> [PROBLEM DESCRIPTION]:
In this exercise, return the whole listing exactly, excluding any images.

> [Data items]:
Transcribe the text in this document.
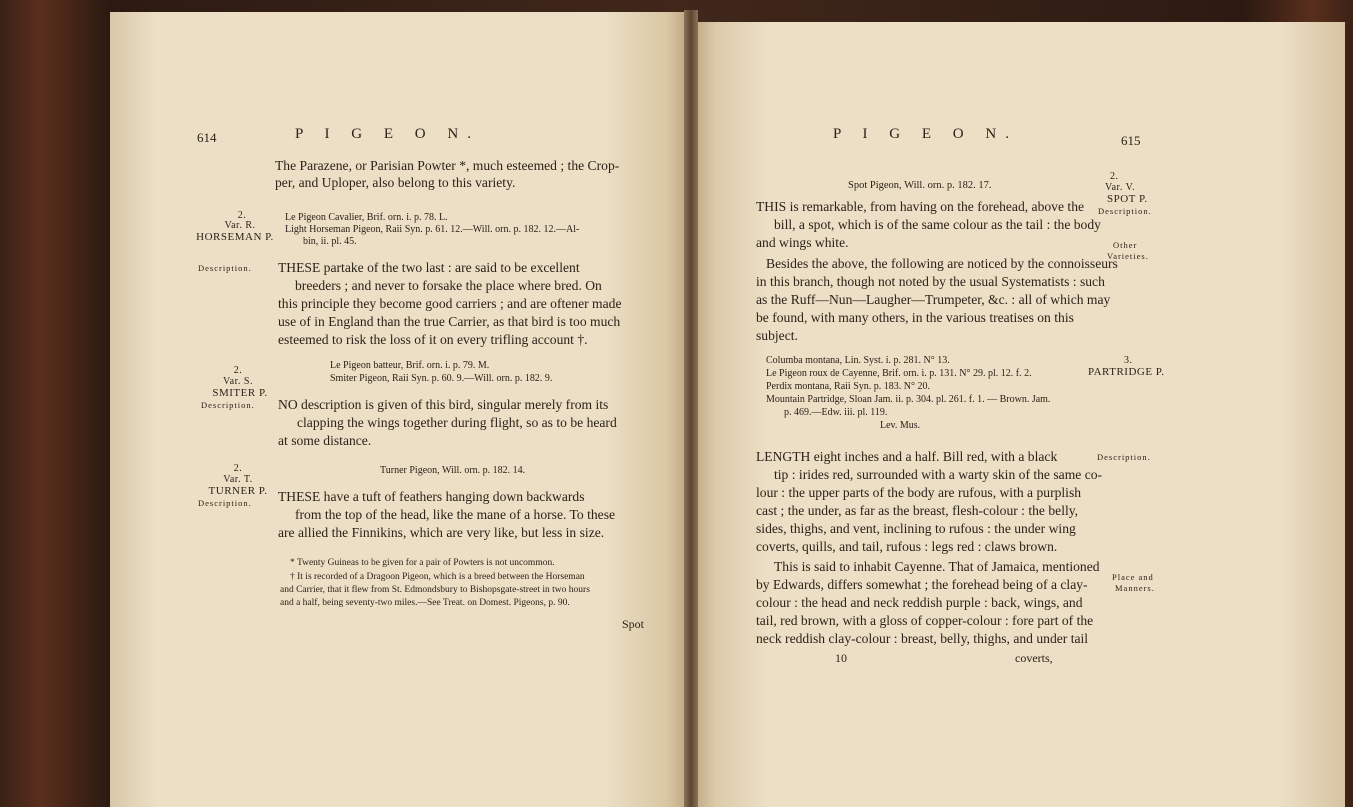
614	P I G E O N.
The Parazene, or Parisian Powter *, much esteemed ; the Crop-
per, and Uploper, also belong to this variety.
2.
Var. R.
HORSEMAN P.
Le Pigeon Cavalier, Brif. orn. i. p. 78. L.
Light Horseman Pigeon, Raii Syn. p. 61. 12.—Will. orn. p. 182. 12.—Al-
bin, ii. pl. 45.
Description. THESE partake of the two last : are said to be excellent
breeders ; and never to forsake the place where bred. On
this principle they become good carriers ; and are oftener made
use of in England than the true Carrier, as that bird is too much
esteemed to risk the loss of it on every trifling account †.
2.
Var. S.
SMITER P.
Description.
Le Pigeon batteur, Brif. orn. i. p. 79. M.
Smiter Pigeon, Raii Syn. p. 60. 9.—Will. orn. p. 182. 9.
NO description is given of this bird, singular merely from its
clapping the wings together during flight, so as to be heard
at some distance.
2.
Var. T.
TURNER P.
Description.
Turner Pigeon, Will. orn. p. 182. 14.
THESE have a tuft of feathers hanging down backwards
from the top of the head, like the mane of a horse. To these
are allied the Finnikins, which are very like, but less in size.
* Twenty Guineas to be given for a pair of Powters is not uncommon.
† It is recorded of a Dragoon Pigeon, which is a breed between the Horseman
and Carrier, that it flew from St. Edmondsbury to Bishopsgate-street in two hours
and a half, being seventy-two miles.—See Treat. on Domest. Pigeons, p. 90.
Spot
P I G E O N.	615
Spot Pigeon, Will. orn. p. 182. 17.
2.
Var. V.
SPOT P.
Description.
THIS is remarkable, from having on the forehead, above the
bill, a spot, which is of the same colour as the tail : the body
and wings white.	Other
Varieties.
Besides the above, the following are noticed by the connoisseurs
in this branch, though not noted by the usual Systematists : such
as the Ruff—Nun—Laugher—Trumpeter, &c. : all of which may
be found, with many others, in the various treatises on this
subject.
3.
PARTRIDGE P.
Columba montana, Lin. Syst. i. p. 281. N° 13.
Le Pigeon roux de Cayenne, Brif. orn. i. p. 131. N° 29. pl. 12. f. 2.
Perdix montana, Raii Syn. p. 183. N° 20.
Mountain Partridge, Sloan Jam. ii. p. 304. pl. 261. f. 1. — Brown. Jam.
p. 469.—Edw. iii. pl. 119.
Lev. Mus.
Description.
LENGTH eight inches and a half. Bill red, with a black
tip : irides red, surrounded with a warty skin of the same co-
lour : the upper parts of the body are rufous, with a purplish
cast ; the under, as far as the breast, flesh-colour : the belly,
sides, thighs, and vent, inclining to rufous : the under wing
coverts, quills, and tail, rufous : legs red : claws brown.
Place and
Manners.
This is said to inhabit Cayenne. That of Jamaica, mentioned
by Edwards, differs somewhat ; the forehead being of a clay-
colour : the head and neck reddish purple : back, wings, and
tail, red brown, with a gloss of copper-colour : fore part of the
neck reddish clay-colour : breast, belly, thighs, and under tail
10	coverts,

> [RESPONSE TO THE EXERCISE]:
Transcribe the text in this document.
614	P I G E O N.
The Parazene, or Parisian Powter *, much esteemed ; the Crop-
per, and Uploper, also belong to this variety.
2.
Var. R.
HORSEMAN P.
Le Pigeon Cavalier, Brif. orn. i. p. 78. L.
Light Horseman Pigeon, Raii Syn. p. 61. 12.—Will. orn. p. 182. 12.—Al-
bin, ii. pl. 45.
Description. THESE partake of the two last : are said to be excellent
breeders ; and never to forsake the place where bred. On
this principle they become good carriers ; and are oftener made
use of in England than the true Carrier, as that bird is too much
esteemed to risk the loss of it on every trifling account †.
2.
Var. S.
SMITER P.
Description.
Le Pigeon batteur, Brif. orn. i. p. 79. M.
Smiter Pigeon, Raii Syn. p. 60. 9.—Will. orn. p. 182. 9.
NO description is given of this bird, singular merely from its
clapping the wings together during flight, so as to be heard
at some distance.
2.
Var. T.
TURNER P.
Description.
Turner Pigeon, Will. orn. p. 182. 14.
THESE have a tuft of feathers hanging down backwards
from the top of the head, like the mane of a horse. To these
are allied the Finnikins, which are very like, but less in size.
* Twenty Guineas to be given for a pair of Powters is not uncommon.
† It is recorded of a Dragoon Pigeon, which is a breed between the Horseman
and Carrier, that it flew from St. Edmondsbury to Bishopsgate-street in two hours
and a half, being seventy-two miles.—See Treat. on Domest. Pigeons, p. 90.
Spot
P I G E O N.	615
Spot Pigeon, Will. orn. p. 182. 17.
2.
Var. V.
SPOT P.
Description.
THIS is remarkable, from having on the forehead, above the
bill, a spot, which is of the same colour as the tail : the body
and wings white.	Other
Varieties.
Besides the above, the following are noticed by the connoisseurs
in this branch, though not noted by the usual Systematists : such
as the Ruff—Nun—Laugher—Trumpeter, &c. : all of which may
be found, with many others, in the various treatises on this
subject.
3.
PARTRIDGE P.
Columba montana, Lin. Syst. i. p. 281. N° 13.
Le Pigeon roux de Cayenne, Brif. orn. i. p. 131. N° 29. pl. 12. f. 2.
Perdix montana, Raii Syn. p. 183. N° 20.
Mountain Partridge, Sloan Jam. ii. p. 304. pl. 261. f. 1. — Brown. Jam.
p. 469.—Edw. iii. pl. 119.
Lev. Mus.
Description.
LENGTH eight inches and a half. Bill red, with a black
tip : irides red, surrounded with a warty skin of the same co-
lour : the upper parts of the body are rufous, with a purplish
cast ; the under, as far as the breast, flesh-colour : the belly,
sides, thighs, and vent, inclining to rufous : the under wing
coverts, quills, and tail, rufous : legs red : claws brown.
Place and
Manners.
This is said to inhabit Cayenne. That of Jamaica, mentioned
by Edwards, differs somewhat ; the forehead being of a clay-
colour : the head and neck reddish purple : back, wings, and
tail, red brown, with a gloss of copper-colour : fore part of the
neck reddish clay-colour : breast, belly, thighs, and under tail
10	coverts,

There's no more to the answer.